-------- Provided data

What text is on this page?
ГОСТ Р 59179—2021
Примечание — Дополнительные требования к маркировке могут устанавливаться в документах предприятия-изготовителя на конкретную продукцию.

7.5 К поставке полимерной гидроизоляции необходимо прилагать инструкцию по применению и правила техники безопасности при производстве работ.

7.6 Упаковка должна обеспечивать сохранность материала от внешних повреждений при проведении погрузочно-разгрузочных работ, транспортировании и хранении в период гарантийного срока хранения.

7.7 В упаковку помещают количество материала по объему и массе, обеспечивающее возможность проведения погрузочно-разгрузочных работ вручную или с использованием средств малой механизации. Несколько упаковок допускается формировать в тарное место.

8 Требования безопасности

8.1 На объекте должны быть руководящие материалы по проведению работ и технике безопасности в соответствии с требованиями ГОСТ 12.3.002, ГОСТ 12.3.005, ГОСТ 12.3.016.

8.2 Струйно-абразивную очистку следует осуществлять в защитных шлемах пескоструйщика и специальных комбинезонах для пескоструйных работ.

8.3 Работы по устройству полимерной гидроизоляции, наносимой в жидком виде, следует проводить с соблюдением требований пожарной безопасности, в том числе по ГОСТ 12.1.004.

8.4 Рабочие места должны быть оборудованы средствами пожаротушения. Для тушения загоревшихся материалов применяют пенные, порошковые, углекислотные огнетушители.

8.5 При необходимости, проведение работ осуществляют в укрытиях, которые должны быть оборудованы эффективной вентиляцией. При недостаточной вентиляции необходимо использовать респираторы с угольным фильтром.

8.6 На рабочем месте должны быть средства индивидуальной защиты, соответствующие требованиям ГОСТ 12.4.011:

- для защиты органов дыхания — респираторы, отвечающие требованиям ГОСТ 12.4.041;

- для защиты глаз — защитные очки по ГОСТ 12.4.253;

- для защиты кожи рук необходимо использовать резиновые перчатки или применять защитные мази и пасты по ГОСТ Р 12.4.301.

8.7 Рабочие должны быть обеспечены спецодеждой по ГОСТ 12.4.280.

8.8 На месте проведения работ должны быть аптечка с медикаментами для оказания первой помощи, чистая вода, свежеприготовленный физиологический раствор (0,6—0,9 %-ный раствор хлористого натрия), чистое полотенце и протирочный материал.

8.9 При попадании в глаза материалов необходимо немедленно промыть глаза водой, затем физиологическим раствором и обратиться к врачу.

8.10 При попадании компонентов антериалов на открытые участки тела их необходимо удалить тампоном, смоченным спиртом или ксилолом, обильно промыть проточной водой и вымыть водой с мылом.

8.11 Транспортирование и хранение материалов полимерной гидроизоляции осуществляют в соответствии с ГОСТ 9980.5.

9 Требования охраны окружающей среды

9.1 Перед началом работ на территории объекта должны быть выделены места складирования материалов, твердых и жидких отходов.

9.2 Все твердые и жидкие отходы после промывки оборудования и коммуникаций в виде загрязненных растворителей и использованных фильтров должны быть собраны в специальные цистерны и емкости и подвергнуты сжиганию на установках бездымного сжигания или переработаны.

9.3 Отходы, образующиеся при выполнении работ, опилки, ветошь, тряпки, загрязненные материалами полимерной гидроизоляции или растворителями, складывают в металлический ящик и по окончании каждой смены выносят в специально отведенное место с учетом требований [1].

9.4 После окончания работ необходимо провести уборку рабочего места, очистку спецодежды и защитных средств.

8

----------------

**What the task requires:** All of the data above should be transcribed exactly.

**In response:**
What text is on this page?
ГОСТ Р 59179—2021
Примечание — Дополнительные требования к маркировке могут устанавливаться в документах предприятия-изготовителя на конкретную продукцию.

7.5 К поставке полимерной гидроизоляции необходимо прилагать инструкцию по применению и правила техники безопасности при производстве работ.

7.6 Упаковка должна обеспечивать сохранность материала от внешних повреждений при проведении погрузочно-разгрузочных работ, транспортировании и хранении в период гарантийного срока хранения.

7.7 В упаковку помещают количество материала по объему и массе, обеспечивающее возможность проведения погрузочно-разгрузочных работ вручную или с использованием средств малой механизации. Несколько упаковок допускается формировать в тарное место.

8 Требования безопасности

8.1 На объекте должны быть руководящие материалы по проведению работ и технике безопасности в соответствии с требованиями ГОСТ 12.3.002, ГОСТ 12.3.005, ГОСТ 12.3.016.

8.2 Струйно-абразивную очистку следует осуществлять в защитных шлемах пескоструйщика и специальных комбинезонах для пескоструйных работ.

8.3 Работы по устройству полимерной гидроизоляции, наносимой в жидком виде, следует проводить с соблюдением требований пожарной безопасности, в том числе по ГОСТ 12.1.004.

8.4 Рабочие места должны быть оборудованы средствами пожаротушения. Для тушения загоревшихся материалов применяют пенные, порошковые, углекислотные огнетушители.

8.5 При необходимости, проведение работ осуществляют в укрытиях, которые должны быть оборудованы эффективной вентиляцией. При недостаточной вентиляции необходимо использовать респираторы с угольным фильтром.

8.6 На рабочем месте должны быть средства индивидуальной защиты, соответствующие требованиям ГОСТ 12.4.011:

- для защиты органов дыхания — респираторы, отвечающие требованиям ГОСТ 12.4.041;

- для защиты глаз — защитные очки по ГОСТ 12.4.253;

- для защиты кожи рук необходимо использовать резиновые перчатки или применять защитные мази и пасты по ГОСТ Р 12.4.301.

8.7 Рабочие должны быть обеспечены спецодеждой по ГОСТ 12.4.280.

8.8 На месте проведения работ должны быть аптечка с медикаментами для оказания первой помощи, чистая вода, свежеприготовленный физиологический раствор (0,6—0,9 %-ный раствор хлористого натрия), чистое полотенце и протирочный материал.

8.9 При попадании в глаза материалов необходимо немедленно промыть глаза водой, затем физиологическим раствором и обратиться к врачу.

8.10 При попадании компонентов антериалов на открытые участки тела их необходимо удалить тампоном, смоченным спиртом или ксилолом, обильно промыть проточной водой и вымыть водой с мылом.

8.11 Транспортирование и хранение материалов полимерной гидроизоляции осуществляют в соответствии с ГОСТ 9980.5.

9 Требования охраны окружающей среды

9.1 Перед началом работ на территории объекта должны быть выделены места складирования материалов, твердых и жидких отходов.

9.2 Все твердые и жидкие отходы после промывки оборудования и коммуникаций в виде загрязненных растворителей и использованных фильтров должны быть собраны в специальные цистерны и емкости и подвергнуты сжиганию на установках бездымного сжигания или переработаны.

9.3 Отходы, образующиеся при выполнении работ, опилки, ветошь, тряпки, загрязненные материалами полимерной гидроизоляции или растворителями, складывают в металлический ящик и по окончании каждой смены выносят в специально отведенное место с учетом требований [1].

9.4 После окончания работ необходимо провести уборку рабочего места, очистку спецодежды и защитных средств.

8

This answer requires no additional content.